GIVEN EXERCISE:
Without omitting anything, return the records precisely as given.

# start of DATA LINES

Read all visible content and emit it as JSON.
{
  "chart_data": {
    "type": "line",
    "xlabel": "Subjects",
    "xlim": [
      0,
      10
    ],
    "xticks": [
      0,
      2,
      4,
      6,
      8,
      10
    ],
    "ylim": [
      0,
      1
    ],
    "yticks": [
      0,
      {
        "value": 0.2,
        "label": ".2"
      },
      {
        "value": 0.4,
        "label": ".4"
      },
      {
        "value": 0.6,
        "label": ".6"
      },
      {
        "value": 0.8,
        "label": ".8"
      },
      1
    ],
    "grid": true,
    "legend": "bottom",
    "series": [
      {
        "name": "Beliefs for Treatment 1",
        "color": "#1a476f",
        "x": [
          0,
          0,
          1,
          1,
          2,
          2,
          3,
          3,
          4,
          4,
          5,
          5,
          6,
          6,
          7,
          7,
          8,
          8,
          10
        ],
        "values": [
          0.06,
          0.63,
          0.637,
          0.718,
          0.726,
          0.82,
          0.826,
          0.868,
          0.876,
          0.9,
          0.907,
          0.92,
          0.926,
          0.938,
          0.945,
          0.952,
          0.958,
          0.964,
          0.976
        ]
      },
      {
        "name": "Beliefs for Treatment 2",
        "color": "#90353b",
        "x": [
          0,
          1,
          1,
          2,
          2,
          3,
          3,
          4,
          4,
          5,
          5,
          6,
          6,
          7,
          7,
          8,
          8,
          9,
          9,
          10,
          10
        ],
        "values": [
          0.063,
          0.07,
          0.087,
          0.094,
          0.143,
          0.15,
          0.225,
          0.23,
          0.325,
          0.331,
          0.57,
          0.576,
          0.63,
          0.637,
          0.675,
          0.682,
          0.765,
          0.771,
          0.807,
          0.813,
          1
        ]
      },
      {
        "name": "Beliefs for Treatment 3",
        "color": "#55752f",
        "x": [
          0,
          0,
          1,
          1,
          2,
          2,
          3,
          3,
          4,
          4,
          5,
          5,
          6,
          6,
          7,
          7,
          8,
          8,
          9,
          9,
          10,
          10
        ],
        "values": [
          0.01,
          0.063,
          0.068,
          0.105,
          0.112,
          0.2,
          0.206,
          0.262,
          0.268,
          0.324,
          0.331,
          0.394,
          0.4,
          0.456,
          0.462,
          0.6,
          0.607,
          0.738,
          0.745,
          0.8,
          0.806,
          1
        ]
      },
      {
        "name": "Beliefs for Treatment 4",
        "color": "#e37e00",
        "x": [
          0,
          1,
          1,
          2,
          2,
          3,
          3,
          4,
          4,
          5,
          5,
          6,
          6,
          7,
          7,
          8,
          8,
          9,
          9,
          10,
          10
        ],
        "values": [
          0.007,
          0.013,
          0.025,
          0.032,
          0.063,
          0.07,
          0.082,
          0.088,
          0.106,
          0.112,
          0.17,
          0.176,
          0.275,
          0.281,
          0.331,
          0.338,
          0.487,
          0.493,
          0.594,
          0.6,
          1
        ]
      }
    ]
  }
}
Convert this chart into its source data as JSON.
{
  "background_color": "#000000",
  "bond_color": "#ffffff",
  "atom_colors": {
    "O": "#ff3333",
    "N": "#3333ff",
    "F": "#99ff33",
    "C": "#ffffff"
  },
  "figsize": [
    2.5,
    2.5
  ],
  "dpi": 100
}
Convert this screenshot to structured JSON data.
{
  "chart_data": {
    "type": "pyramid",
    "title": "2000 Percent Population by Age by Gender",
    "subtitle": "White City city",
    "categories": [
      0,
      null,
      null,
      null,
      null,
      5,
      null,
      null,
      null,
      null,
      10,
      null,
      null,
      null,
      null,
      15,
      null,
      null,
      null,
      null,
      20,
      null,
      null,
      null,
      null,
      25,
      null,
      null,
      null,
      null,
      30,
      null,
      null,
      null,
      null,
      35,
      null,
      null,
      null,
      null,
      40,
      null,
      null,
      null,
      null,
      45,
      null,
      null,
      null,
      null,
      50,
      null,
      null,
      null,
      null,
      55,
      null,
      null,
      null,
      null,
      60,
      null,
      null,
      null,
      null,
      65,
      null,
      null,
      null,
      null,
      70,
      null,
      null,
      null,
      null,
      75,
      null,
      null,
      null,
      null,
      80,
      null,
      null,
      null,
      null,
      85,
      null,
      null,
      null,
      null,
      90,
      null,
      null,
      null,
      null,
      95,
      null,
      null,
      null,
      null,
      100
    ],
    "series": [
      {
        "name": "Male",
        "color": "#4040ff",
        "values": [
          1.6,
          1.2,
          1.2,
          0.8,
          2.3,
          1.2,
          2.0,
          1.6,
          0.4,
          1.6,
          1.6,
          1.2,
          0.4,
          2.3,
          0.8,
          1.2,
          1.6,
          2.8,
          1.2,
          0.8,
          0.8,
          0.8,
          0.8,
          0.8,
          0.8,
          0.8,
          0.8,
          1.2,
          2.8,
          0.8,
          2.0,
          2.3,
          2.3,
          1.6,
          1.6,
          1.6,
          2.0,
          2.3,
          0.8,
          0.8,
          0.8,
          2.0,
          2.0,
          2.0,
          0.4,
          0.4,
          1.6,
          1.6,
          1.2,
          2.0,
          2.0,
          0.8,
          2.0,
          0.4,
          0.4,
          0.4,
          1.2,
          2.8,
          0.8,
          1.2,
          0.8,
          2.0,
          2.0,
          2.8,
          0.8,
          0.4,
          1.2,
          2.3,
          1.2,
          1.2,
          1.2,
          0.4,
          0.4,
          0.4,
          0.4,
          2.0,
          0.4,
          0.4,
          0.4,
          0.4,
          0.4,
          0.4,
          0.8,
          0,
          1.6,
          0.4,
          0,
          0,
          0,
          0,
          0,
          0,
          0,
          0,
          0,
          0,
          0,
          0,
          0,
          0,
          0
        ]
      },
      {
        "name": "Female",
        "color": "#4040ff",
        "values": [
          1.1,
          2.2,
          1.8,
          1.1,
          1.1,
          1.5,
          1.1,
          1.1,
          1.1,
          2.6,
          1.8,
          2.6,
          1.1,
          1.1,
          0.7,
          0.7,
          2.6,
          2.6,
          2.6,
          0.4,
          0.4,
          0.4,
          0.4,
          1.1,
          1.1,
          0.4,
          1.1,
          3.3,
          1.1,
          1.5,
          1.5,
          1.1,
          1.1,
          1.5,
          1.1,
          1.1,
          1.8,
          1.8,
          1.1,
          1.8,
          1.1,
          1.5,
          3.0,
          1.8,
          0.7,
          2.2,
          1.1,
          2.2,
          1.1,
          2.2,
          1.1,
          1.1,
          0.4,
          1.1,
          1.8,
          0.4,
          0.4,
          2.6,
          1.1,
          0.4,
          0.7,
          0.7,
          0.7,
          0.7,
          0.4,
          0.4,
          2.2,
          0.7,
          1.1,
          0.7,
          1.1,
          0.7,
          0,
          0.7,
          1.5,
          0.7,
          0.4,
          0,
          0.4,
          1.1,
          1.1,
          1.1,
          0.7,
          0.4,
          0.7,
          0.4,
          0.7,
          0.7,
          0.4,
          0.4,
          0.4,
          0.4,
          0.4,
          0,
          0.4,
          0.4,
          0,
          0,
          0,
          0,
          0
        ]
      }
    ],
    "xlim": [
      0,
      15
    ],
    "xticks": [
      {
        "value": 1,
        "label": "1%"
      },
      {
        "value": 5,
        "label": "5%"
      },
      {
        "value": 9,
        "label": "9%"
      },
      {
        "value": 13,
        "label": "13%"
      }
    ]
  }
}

# end of DATA LINES

CORRECT OUTPUT:
Read all visible content and emit it as JSON.
{
  "chart_data": {
    "type": "line",
    "xlabel": "Subjects",
    "xlim": [
      0,
      10
    ],
    "xticks": [
      0,
      2,
      4,
      6,
      8,
      10
    ],
    "ylim": [
      0,
      1
    ],
    "yticks": [
      0,
      {
        "value": 0.2,
        "label": ".2"
      },
      {
        "value": 0.4,
        "label": ".4"
      },
      {
        "value": 0.6,
        "label": ".6"
      },
      {
        "value": 0.8,
        "label": ".8"
      },
      1
    ],
    "grid": true,
    "legend": "bottom",
    "series": [
      {
        "name": "Beliefs for Treatment 1",
        "color": "#1a476f",
        "x": [
          0,
          0,
          1,
          1,
          2,
          2,
          3,
          3,
          4,
          4,
          5,
          5,
          6,
          6,
          7,
          7,
          8,
          8,
          10
        ],
        "values": [
          0.06,
          0.63,
          0.637,
          0.718,
          0.726,
          0.82,
          0.826,
          0.868,
          0.876,
          0.9,
          0.907,
          0.92,
          0.926,
          0.938,
          0.945,
          0.952,
          0.958,
          0.964,
          0.976
        ]
      },
      {
        "name": "Beliefs for Treatment 2",
        "color": "#90353b",
        "x": [
          0,
          1,
          1,
          2,
          2,
          3,
          3,
          4,
          4,
          5,
          5,
          6,
          6,
          7,
          7,
          8,
          8,
          9,
          9,
          10,
          10
        ],
        "values": [
          0.063,
          0.07,
          0.087,
          0.094,
          0.143,
          0.15,
          0.225,
          0.23,
          0.325,
          0.331,
          0.57,
          0.576,
          0.63,
          0.637,
          0.675,
          0.682,
          0.765,
          0.771,
          0.807,
          0.813,
          1
        ]
      },
      {
        "name": "Beliefs for Treatment 3",
        "color": "#55752f",
        "x": [
          0,
          0,
          1,
          1,
          2,
          2,
          3,
          3,
          4,
          4,
          5,
          5,
          6,
          6,
          7,
          7,
          8,
          8,
          9,
          9,
          10,
          10
        ],
        "values": [
          0.01,
          0.063,
          0.068,
          0.105,
          0.112,
          0.2,
          0.206,
          0.262,
          0.268,
          0.324,
          0.331,
          0.394,
          0.4,
          0.456,
          0.462,
          0.6,
          0.607,
          0.738,
          0.745,
          0.8,
          0.806,
          1
        ]
      },
      {
        "name": "Beliefs for Treatment 4",
        "color": "#e37e00",
        "x": [
          0,
          1,
          1,
          2,
          2,
          3,
          3,
          4,
          4,
          5,
          5,
          6,
          6,
          7,
          7,
          8,
          8,
          9,
          9,
          10,
          10
        ],
        "values": [
          0.007,
          0.013,
          0.025,
          0.032,
          0.063,
          0.07,
          0.082,
          0.088,
          0.106,
          0.112,
          0.17,
          0.176,
          0.275,
          0.281,
          0.331,
          0.338,
          0.487,
          0.493,
          0.594,
          0.6,
          1
        ]
      }
    ]
  }
}
Convert this chart into its source data as JSON.
{
  "background_color": "#000000",
  "bond_color": "#ffffff",
  "atom_colors": {
    "O": "#ff3333",
    "N": "#3333ff",
    "F": "#99ff33",
    "C": "#ffffff"
  },
  "figsize": [
    2.5,
    2.5
  ],
  "dpi": 100
}
Convert this screenshot to structured JSON data.
{
  "chart_data": {
    "type": "pyramid",
    "title": "2000 Percent Population by Age by Gender",
    "subtitle": "White City city",
    "categories": [
      0,
      null,
      null,
      null,
      null,
      5,
      null,
      null,
      null,
      null,
      10,
      null,
      null,
      null,
      null,
      15,
      null,
      null,
      null,
      null,
      20,
      null,
      null,
      null,
      null,
      25,
      null,
      null,
      null,
      null,
      30,
      null,
      null,
      null,
      null,
      35,
      null,
      null,
      null,
      null,
      40,
      null,
      null,
      null,
      null,
      45,
      null,
      null,
      null,
      null,
      50,
      null,
      null,
      null,
      null,
      55,
      null,
      null,
      null,
      null,
      60,
      null,
      null,
      null,
      null,
      65,
      null,
      null,
      null,
      null,
      70,
      null,
      null,
      null,
      null,
      75,
      null,
      null,
      null,
      null,
      80,
      null,
      null,
      null,
      null,
      85,
      null,
      null,
      null,
      null,
      90,
      null,
      null,
      null,
      null,
      95,
      null,
      null,
      null,
      null,
      100
    ],
    "series": [
      {
        "name": "Male",
        "color": "#4040ff",
        "values": [
          1.6,
          1.2,
          1.2,
          0.8,
          2.3,
          1.2,
          2.0,
          1.6,
          0.4,
          1.6,
          1.6,
          1.2,
          0.4,
          2.3,
          0.8,
          1.2,
          1.6,
          2.8,
          1.2,
          0.8,
          0.8,
          0.8,
          0.8,
          0.8,
          0.8,
          0.8,
          0.8,
          1.2,
          2.8,
          0.8,
          2.0,
          2.3,
          2.3,
          1.6,
          1.6,
          1.6,
          2.0,
          2.3,
          0.8,
          0.8,
          0.8,
          2.0,
          2.0,
          2.0,
          0.4,
          0.4,
          1.6,
          1.6,
          1.2,
          2.0,
          2.0,
          0.8,
          2.0,
          0.4,
          0.4,
          0.4,
          1.2,
          2.8,
          0.8,
          1.2,
          0.8,
          2.0,
          2.0,
          2.8,
          0.8,
          0.4,
          1.2,
          2.3,
          1.2,
          1.2,
          1.2,
          0.4,
          0.4,
          0.4,
          0.4,
          2.0,
          0.4,
          0.4,
          0.4,
          0.4,
          0.4,
          0.4,
          0.8,
          0,
          1.6,
          0.4,
          0,
          0,
          0,
          0,
          0,
          0,
          0,
          0,
          0,
          0,
          0,
          0,
          0,
          0,
          0
        ]
      },
      {
        "name": "Female",
        "color": "#4040ff",
        "values": [
          1.1,
          2.2,
          1.8,
          1.1,
          1.1,
          1.5,
          1.1,
          1.1,
          1.1,
          2.6,
          1.8,
          2.6,
          1.1,
          1.1,
          0.7,
          0.7,
          2.6,
          2.6,
          2.6,
          0.4,
          0.4,
          0.4,
          0.4,
          1.1,
          1.1,
          0.4,
          1.1,
          3.3,
          1.1,
          1.5,
          1.5,
          1.1,
          1.1,
          1.5,
          1.1,
          1.1,
          1.8,
          1.8,
          1.1,
          1.8,
          1.1,
          1.5,
          3.0,
          1.8,
          0.7,
          2.2,
          1.1,
          2.2,
          1.1,
          2.2,
          1.1,
          1.1,
          0.4,
          1.1,
          1.8,
          0.4,
          0.4,
          2.6,
          1.1,
          0.4,
          0.7,
          0.7,
          0.7,
          0.7,
          0.4,
          0.4,
          2.2,
          0.7,
          1.1,
          0.7,
          1.1,
          0.7,
          0,
          0.7,
          1.5,
          0.7,
          0.4,
          0,
          0.4,
          1.1,
          1.1,
          1.1,
          0.7,
          0.4,
          0.7,
          0.4,
          0.7,
          0.7,
          0.4,
          0.4,
          0.4,
          0.4,
          0.4,
          0,
          0.4,
          0.4,
          0,
          0,
          0,
          0,
          0
        ]
      }
    ],
    "xlim": [
      0,
      15
    ],
    "xticks": [
      {
        "value": 1,
        "label": "1%"
      },
      {
        "value": 5,
        "label": "5%"
      },
      {
        "value": 9,
        "label": "9%"
      },
      {
        "value": 13,
        "label": "13%"
      }
    ]
  }
}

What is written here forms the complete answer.